### Quoted passage
= Beginning of Section =

# Ron Arra 1084



## HellRhaY (Jul 6, 2007)




----------



## Ryan Y (Dec 1, 2005)

Wow Dude, I guess I need to raise the bar a bit. Helluvafreakin job Bro-


----------



## mtbrider (Jul 9, 2008)

wow


----------



## SmoothLures (Feb 13, 2008)

Wow, looks great. How many hours would someone put into something like that?


----------



## Clyde (Oct 18, 2003)

LOVE the colors, That looks sweet on that Arra blank I'm sure. Always liked the optical effect. Sweet build man.


----------



## WALT D. (Dec 18, 2003)

Very, very nice; and I would have to agree that those colors should look really nice on that rootbeer colored Arra blank.


----------



## skunk king (Mar 25, 2008)

very nice!


----------



## medicdav66 (Sep 27, 2007)

You, my friend, are an artist. I would not know how to even begin something like that! It looks Great!


----------



## TreednNC (Jul 1, 2005)

SUM BEACH thats hot!


----------



## Newsjeff (Jul 22, 2004)

Dude, that's an awsome wrap.

Nice blank, too.


----------



## cutwingsmatt (Feb 21, 2009)

*Follow up question about that blank-*

*You TRUELY are an artist - that is just amazing!*

I'm working on this exact same blank and have a couple question for you.

*1. HERE ARE MY QUESTIONS: WHERE DID YOU PLACE YOUR FIRST GUIDE? 
2. HAS ANYONE HAD AN ISSUE WITH BREAKING AN ARRA BLANK WITH THE FIRST GUIDE ON THE UPPER SECTION?*

I'm using the Fuji low rider guides and one of the challenges I'm facing is the placement of the first guide corresponds closely to the furrel on this blank (I'm building this for spinning). I've seen the factory version of this rod and the first guide is on the upper section. While the wall diameter on the lower section is pretty heavy, it still makes me a little nervous not putting a single guide on the lower section. 
Here is my current thinking- with these guides your trying to choke braided line down at the first guide so placing the guide a little closer then I would for mono doesn't bother me (cut's any line slap). But of course the more the line can freely run of the spool the better. My testing seams to indicate the first guide on the upper section right at the furrel is optimal for casting - my concern durrability! 

Love to hear your thoughts.
Matt.


----------



## outfishin28 (Jul 15, 2005)

very nice!


----------



## Charlie2 (May 2, 2007)

= End of Section =

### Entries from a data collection
= Beginning of Section =

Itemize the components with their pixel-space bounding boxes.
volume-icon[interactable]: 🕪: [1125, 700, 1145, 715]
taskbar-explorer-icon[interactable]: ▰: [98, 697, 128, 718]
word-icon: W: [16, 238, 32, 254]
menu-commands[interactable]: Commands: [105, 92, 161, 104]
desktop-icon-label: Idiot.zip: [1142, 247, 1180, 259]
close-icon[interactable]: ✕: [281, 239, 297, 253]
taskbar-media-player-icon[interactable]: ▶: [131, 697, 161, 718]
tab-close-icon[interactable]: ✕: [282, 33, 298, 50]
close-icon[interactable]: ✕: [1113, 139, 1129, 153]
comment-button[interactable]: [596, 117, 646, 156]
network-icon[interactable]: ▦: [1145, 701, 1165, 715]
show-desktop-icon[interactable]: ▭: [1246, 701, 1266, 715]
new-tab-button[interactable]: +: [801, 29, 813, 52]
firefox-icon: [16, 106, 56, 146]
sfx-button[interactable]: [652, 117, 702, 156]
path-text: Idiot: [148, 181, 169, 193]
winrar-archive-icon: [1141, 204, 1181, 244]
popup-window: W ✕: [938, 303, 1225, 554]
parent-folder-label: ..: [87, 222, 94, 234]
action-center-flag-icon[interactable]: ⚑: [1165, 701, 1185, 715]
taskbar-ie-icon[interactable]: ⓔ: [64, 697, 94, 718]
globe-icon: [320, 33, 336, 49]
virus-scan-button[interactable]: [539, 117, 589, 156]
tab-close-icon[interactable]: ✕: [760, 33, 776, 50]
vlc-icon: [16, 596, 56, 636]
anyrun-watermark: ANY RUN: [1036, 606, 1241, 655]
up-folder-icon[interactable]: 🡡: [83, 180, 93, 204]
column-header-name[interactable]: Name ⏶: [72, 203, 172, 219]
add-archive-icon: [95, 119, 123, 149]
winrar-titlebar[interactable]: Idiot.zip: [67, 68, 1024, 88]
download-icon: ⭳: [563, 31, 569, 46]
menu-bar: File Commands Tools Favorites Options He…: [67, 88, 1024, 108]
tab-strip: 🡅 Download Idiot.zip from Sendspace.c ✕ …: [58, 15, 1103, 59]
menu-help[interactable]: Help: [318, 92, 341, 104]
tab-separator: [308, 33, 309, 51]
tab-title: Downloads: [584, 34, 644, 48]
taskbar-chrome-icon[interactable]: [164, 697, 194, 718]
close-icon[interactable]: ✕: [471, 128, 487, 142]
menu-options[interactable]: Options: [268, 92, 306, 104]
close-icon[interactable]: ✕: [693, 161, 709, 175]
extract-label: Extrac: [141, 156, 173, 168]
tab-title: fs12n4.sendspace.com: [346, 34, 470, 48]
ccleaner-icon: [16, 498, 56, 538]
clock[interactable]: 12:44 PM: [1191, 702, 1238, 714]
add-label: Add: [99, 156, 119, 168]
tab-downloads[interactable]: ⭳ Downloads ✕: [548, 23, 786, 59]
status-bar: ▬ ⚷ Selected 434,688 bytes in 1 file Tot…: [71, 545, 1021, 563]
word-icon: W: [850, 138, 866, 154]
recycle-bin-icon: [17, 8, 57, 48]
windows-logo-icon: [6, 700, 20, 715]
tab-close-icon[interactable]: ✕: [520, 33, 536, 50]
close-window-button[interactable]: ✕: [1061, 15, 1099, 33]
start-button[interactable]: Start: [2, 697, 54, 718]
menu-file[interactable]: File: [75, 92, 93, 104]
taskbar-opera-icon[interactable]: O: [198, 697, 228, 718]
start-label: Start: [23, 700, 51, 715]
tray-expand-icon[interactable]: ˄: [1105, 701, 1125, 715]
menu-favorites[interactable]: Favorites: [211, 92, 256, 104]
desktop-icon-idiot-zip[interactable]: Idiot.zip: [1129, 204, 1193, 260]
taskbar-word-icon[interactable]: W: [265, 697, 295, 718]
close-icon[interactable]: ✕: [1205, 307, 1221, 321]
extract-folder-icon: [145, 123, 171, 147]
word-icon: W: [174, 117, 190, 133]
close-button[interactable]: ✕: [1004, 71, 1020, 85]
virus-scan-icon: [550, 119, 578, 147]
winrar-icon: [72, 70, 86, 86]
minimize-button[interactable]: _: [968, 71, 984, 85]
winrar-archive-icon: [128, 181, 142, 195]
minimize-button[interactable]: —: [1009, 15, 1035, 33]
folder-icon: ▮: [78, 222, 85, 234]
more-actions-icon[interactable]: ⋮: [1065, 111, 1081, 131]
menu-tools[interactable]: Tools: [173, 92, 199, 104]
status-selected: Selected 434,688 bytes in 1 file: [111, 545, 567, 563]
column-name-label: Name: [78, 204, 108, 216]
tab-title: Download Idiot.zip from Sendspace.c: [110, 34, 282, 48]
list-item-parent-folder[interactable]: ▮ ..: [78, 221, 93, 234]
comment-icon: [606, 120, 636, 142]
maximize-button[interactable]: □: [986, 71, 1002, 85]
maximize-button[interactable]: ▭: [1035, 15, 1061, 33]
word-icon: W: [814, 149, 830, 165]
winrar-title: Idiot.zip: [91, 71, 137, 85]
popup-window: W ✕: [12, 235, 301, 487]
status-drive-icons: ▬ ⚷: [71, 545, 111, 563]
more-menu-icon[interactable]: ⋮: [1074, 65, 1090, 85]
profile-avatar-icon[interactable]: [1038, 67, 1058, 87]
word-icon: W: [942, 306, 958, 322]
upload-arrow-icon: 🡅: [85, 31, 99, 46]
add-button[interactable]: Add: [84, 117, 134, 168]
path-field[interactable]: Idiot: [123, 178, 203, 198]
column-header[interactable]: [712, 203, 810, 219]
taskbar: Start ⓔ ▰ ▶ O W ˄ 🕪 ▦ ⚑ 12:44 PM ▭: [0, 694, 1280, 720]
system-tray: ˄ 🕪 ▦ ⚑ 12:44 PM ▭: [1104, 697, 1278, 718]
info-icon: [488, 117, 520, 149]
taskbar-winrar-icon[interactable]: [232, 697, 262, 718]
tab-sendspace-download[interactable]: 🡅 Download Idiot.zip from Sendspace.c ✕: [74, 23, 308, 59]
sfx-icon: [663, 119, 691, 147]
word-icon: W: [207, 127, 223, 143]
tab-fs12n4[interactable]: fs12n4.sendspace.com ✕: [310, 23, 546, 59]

= End of Section =

### Tasks and exercises
1. In the Ron Arra 1084 thread, quote the part that opens with the words containing "LOVE the colors, That" and closes with "colored Arra blank.".
2. Answer these questions using the Ron Arra 1084 thread:
(a) What color does WALT D. say the Arra blank is?
(b) Which guides is cutwingsmatt using on his build?
(c) What is cutwingsmatt building the rod for?
3. Continue the Ron Arra 1084 thread from where it stops.

### Numbered responses
1.
LOVE the colors, That looks sweet on that Arra blank I'm sure. Always liked the optical effect. Sweet build man.


----------



## WALT D. (Dec 18, 2003)

Very, very nice; and I would have to agree that those colors should look really nice on that rootbeer colored Arra blank.

2.
(a) Rootbeer colored.
(b) Fuji low rider guides.
(c) Spinning.

3.
*Rod Guides*



cutwingsmatt said:


> *You TRUELY are an artist - that is just amazing!*
> 
> I'm working on this exact same blank and have a couple question for you.
> 
> ...


I build surf rods and some people are curious about my placing a guide on the butt section(or near the ferrule).If that's where the blank tells me that it needs a guide, I put one there. I have a different guide placement method than that usually used by most rodbuilders who are hung up in one particular way.

I don't wrap using Arra blanks but do wrap using high quality graphite and composite and have never (I know; never say never) had one to break for that reason. 

BTW; HR: good looking rod! C2


----------



## HellRhaY (Jul 6, 2007)

cutwingsmatt said:


> 1. HERE ARE MY QUESTIONS: WHERE DID YOU PLACE YOUR FIRST GUIDE?


the one above is a 1 pc blank


cutwingsmatt said:


> 2. HAS ANYONE HAD AN ISSUE WITH BREAKING AN ARRA BLANK WITH THE FIRST GUIDE ON THE UPPER SECTION?[


i've heard of some breakagae but i never experience any breakage on the once i built. i've only built on 2 arras so far. the Lami that i had 3 customer breakage was a GSB1081L.



cutwingsmatt said:


> I'm using the Fuji low rider guides and one of the challenges I'm facing is the placement of the first guide corresponds closely to the furrel on this blank (I'm building this for spinning).


this is one of those questions (regarding LowRiders guides) that if you ask 15 different buidlers, you get 15 different answers.


----------



## Sandcrab (Mar 20, 2002)

Sweet rod! I was looking to build a Lami for the jetty but knowing me it would get trashed on the rocks...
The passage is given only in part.